Goal of the exercise.
In each of the rows below, substitute "text-line" for every occurrence of "paragraph-line" and reproduce the rows with nothing else changed.
══════
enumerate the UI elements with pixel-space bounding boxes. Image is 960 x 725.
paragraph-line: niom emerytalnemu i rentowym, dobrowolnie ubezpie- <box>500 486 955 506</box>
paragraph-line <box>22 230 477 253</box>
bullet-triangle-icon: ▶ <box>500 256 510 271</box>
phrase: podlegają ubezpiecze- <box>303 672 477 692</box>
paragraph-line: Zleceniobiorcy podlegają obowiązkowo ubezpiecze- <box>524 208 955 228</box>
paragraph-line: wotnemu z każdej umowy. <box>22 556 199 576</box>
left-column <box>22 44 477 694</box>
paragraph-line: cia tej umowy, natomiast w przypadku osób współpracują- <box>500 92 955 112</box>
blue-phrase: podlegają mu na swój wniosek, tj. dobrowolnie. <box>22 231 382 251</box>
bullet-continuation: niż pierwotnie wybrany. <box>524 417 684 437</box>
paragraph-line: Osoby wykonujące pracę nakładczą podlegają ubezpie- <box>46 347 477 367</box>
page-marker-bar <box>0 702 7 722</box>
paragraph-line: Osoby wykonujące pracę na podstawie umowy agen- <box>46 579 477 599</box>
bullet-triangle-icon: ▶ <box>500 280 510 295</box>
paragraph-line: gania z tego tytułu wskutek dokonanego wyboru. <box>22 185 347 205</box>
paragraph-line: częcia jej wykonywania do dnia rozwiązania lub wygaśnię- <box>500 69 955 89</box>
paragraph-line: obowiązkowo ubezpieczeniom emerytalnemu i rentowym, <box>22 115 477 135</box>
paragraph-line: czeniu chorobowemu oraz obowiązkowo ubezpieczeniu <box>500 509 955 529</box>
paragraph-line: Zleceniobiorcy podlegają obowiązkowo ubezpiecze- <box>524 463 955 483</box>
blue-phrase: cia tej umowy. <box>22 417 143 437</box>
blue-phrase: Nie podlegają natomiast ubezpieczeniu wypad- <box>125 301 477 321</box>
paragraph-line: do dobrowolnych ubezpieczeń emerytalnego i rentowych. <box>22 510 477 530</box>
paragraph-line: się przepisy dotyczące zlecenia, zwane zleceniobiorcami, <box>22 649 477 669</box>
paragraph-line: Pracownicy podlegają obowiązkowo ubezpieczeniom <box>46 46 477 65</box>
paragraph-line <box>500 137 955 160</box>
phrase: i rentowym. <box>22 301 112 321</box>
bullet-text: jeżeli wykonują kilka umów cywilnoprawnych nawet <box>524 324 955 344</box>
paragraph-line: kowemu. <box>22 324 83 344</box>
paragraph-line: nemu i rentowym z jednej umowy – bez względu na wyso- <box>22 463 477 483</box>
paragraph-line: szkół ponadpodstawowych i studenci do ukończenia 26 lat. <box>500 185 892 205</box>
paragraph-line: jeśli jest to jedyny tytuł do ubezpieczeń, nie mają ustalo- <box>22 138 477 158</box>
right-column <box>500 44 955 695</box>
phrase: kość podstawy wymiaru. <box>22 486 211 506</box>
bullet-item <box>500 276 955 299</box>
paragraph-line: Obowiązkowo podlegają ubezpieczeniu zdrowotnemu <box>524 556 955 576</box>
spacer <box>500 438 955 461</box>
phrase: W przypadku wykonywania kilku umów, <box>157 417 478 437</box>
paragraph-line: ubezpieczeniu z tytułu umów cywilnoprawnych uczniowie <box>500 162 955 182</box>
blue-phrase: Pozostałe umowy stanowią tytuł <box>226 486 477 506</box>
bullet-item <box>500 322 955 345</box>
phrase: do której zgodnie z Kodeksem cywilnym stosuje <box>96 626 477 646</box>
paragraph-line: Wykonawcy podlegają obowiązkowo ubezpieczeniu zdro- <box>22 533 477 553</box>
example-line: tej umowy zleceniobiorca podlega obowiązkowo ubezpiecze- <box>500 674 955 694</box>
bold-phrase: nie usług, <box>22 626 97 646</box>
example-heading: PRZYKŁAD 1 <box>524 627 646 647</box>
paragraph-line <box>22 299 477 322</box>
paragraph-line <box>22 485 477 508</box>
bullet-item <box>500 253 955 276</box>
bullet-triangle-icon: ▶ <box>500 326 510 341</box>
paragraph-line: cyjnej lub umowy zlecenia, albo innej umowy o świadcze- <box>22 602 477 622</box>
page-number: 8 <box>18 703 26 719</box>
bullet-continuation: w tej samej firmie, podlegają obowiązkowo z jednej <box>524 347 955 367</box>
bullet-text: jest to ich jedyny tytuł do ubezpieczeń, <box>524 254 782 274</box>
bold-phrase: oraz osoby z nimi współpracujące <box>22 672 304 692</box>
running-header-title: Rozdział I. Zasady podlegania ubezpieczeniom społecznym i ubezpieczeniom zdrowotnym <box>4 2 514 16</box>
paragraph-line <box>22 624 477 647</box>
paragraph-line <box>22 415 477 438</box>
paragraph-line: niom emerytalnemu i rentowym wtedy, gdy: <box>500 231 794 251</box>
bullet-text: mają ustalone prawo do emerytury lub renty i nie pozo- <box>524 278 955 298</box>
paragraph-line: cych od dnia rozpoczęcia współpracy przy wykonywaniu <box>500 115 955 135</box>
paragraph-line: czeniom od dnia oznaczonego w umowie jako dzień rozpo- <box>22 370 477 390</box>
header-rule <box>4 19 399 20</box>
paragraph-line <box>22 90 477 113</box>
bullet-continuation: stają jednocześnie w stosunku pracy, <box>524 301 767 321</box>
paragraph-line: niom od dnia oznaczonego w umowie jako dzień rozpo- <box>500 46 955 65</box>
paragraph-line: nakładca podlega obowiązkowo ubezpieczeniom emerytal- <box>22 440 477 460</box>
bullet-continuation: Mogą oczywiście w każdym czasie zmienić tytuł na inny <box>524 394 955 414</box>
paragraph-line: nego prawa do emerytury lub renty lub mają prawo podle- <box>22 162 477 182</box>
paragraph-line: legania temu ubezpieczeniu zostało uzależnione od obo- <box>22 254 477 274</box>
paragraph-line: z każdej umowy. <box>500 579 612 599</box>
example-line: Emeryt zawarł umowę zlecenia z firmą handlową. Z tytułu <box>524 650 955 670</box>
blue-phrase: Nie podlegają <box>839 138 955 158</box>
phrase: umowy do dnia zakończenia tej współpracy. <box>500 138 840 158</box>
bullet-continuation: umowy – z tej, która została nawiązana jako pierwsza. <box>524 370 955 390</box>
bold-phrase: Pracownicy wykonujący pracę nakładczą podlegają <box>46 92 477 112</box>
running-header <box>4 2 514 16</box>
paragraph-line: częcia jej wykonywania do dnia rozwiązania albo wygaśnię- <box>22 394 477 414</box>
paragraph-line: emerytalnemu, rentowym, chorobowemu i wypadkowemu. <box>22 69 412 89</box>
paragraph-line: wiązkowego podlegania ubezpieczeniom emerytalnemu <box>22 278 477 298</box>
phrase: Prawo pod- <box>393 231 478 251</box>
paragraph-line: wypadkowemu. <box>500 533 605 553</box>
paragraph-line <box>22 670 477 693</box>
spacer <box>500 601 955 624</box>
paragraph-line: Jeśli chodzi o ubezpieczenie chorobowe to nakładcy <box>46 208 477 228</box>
══════
Result for this exercise.
enumerate the UI elements with pixel-space bounding boxes. Image is 960 x 725.
text-line: niom emerytalnemu i rentowym, dobrowolnie ubezpie- <box>500 486 955 506</box>
text-line <box>22 230 477 253</box>
bullet-triangle-icon: ▶ <box>500 256 510 271</box>
phrase: podlegają ubezpiecze- <box>303 672 477 692</box>
text-line: Zleceniobiorcy podlegają obowiązkowo ubezpiecze- <box>524 208 955 228</box>
text-line: wotnemu z każdej umowy. <box>22 556 199 576</box>
left-column <box>22 44 477 694</box>
text-line: cia tej umowy, natomiast w przypadku osób współpracują- <box>500 92 955 112</box>
blue-phrase: podlegają mu na swój wniosek, tj. dobrowolnie. <box>22 231 382 251</box>
bullet-continuation: niż pierwotnie wybrany. <box>524 417 684 437</box>
text-line: Osoby wykonujące pracę nakładczą podlegają ubezpie- <box>46 347 477 367</box>
page-marker-bar <box>0 702 7 722</box>
text-line: Osoby wykonujące pracę na podstawie umowy agen- <box>46 579 477 599</box>
bullet-triangle-icon: ▶ <box>500 280 510 295</box>
text-line: gania z tego tytułu wskutek dokonanego wyboru. <box>22 185 347 205</box>
text-line: częcia jej wykonywania do dnia rozwiązania lub wygaśnię- <box>500 69 955 89</box>
text-line: obowiązkowo ubezpieczeniom emerytalnemu i rentowym, <box>22 115 477 135</box>
text-line: czeniu chorobowemu oraz obowiązkowo ubezpieczeniu <box>500 509 955 529</box>
text-line: Zleceniobiorcy podlegają obowiązkowo ubezpiecze- <box>524 463 955 483</box>
blue-phrase: cia tej umowy. <box>22 417 143 437</box>
blue-phrase: Nie podlegają natomiast ubezpieczeniu wypad- <box>125 301 477 321</box>
text-line: do dobrowolnych ubezpieczeń emerytalnego i rentowych. <box>22 510 477 530</box>
text-line: się przepisy dotyczące zlecenia, zwane zleceniobiorcami, <box>22 649 477 669</box>
text-line: Pracownicy podlegają obowiązkowo ubezpieczeniom <box>46 46 477 65</box>
text-line <box>500 137 955 160</box>
phrase: i rentowym. <box>22 301 112 321</box>
bullet-text: jeżeli wykonują kilka umów cywilnoprawnych nawet <box>524 324 955 344</box>
text-line: kowemu. <box>22 324 83 344</box>
text-line: nemu i rentowym z jednej umowy – bez względu na wyso- <box>22 463 477 483</box>
text-line: szkół ponadpodstawowych i studenci do ukończenia 26 lat. <box>500 185 892 205</box>
text-line: jeśli jest to jedyny tytuł do ubezpieczeń, nie mają ustalo- <box>22 138 477 158</box>
right-column <box>500 44 955 695</box>
phrase: kość podstawy wymiaru. <box>22 486 211 506</box>
bullet-item <box>500 276 955 299</box>
text-line: Obowiązkowo podlegają ubezpieczeniu zdrowotnemu <box>524 556 955 576</box>
spacer <box>500 438 955 461</box>
phrase: W przypadku wykonywania kilku umów, <box>157 417 478 437</box>
text-line: ubezpieczeniu z tytułu umów cywilnoprawnych uczniowie <box>500 162 955 182</box>
blue-phrase: Pozostałe umowy stanowią tytuł <box>226 486 477 506</box>
bullet-item <box>500 322 955 345</box>
phrase: do której zgodnie z Kodeksem cywilnym stosuje <box>96 626 477 646</box>
text-line: Wykonawcy podlegają obowiązkowo ubezpieczeniu zdro- <box>22 533 477 553</box>
example-line: tej umowy zleceniobiorca podlega obowiązkowo ubezpiecze- <box>500 674 955 694</box>
bold-phrase: nie usług, <box>22 626 97 646</box>
example-heading: PRZYKŁAD 1 <box>524 627 646 647</box>
text-line <box>22 299 477 322</box>
text-line <box>22 485 477 508</box>
bullet-item <box>500 253 955 276</box>
bullet-triangle-icon: ▶ <box>500 326 510 341</box>
text-line: cyjnej lub umowy zlecenia, albo innej umowy o świadcze- <box>22 602 477 622</box>
page-number: 8 <box>18 703 26 719</box>
bullet-continuation: w tej samej firmie, podlegają obowiązkowo z jednej <box>524 347 955 367</box>
bullet-text: jest to ich jedyny tytuł do ubezpieczeń, <box>524 254 782 274</box>
bold-phrase: oraz osoby z nimi współpracujące <box>22 672 304 692</box>
running-header-title: Rozdział I. Zasady podlegania ubezpieczeniom społecznym i ubezpieczeniom zdrowotnym <box>4 2 514 16</box>
text-line <box>22 624 477 647</box>
text-line <box>22 415 477 438</box>
text-line: niom emerytalnemu i rentowym wtedy, gdy: <box>500 231 794 251</box>
bullet-text: mają ustalone prawo do emerytury lub renty i nie pozo- <box>524 278 955 298</box>
text-line: cych od dnia rozpoczęcia współpracy przy wykonywaniu <box>500 115 955 135</box>
text-line: czeniom od dnia oznaczonego w umowie jako dzień rozpo- <box>22 370 477 390</box>
header-rule <box>4 19 399 20</box>
text-line <box>22 90 477 113</box>
bullet-continuation: stają jednocześnie w stosunku pracy, <box>524 301 767 321</box>
text-line: niom od dnia oznaczonego w umowie jako dzień rozpo- <box>500 46 955 65</box>
text-line: nakładca podlega obowiązkowo ubezpieczeniom emerytal- <box>22 440 477 460</box>
bullet-continuation: Mogą oczywiście w każdym czasie zmienić tytuł na inny <box>524 394 955 414</box>
text-line: nego prawa do emerytury lub renty lub mają prawo podle- <box>22 162 477 182</box>
text-line: legania temu ubezpieczeniu zostało uzależnione od obo- <box>22 254 477 274</box>
text-line: z każdej umowy. <box>500 579 612 599</box>
example-line: Emeryt zawarł umowę zlecenia z firmą handlową. Z tytułu <box>524 650 955 670</box>
blue-phrase: Nie podlegają <box>839 138 955 158</box>
phrase: umowy do dnia zakończenia tej współpracy. <box>500 138 840 158</box>
bullet-continuation: umowy – z tej, która została nawiązana jako pierwsza. <box>524 370 955 390</box>
bold-phrase: Pracownicy wykonujący pracę nakładczą podlegają <box>46 92 477 112</box>
running-header <box>4 2 514 16</box>
text-line: częcia jej wykonywania do dnia rozwiązania albo wygaśnię- <box>22 394 477 414</box>
text-line: emerytalnemu, rentowym, chorobowemu i wypadkowemu. <box>22 69 412 89</box>
text-line: wiązkowego podlegania ubezpieczeniom emerytalnemu <box>22 278 477 298</box>
phrase: Prawo pod- <box>393 231 478 251</box>
text-line: wypadkowemu. <box>500 533 605 553</box>
text-line <box>22 670 477 693</box>
spacer <box>500 601 955 624</box>
text-line: Jeśli chodzi o ubezpieczenie chorobowe to nakładcy <box>46 208 477 228</box>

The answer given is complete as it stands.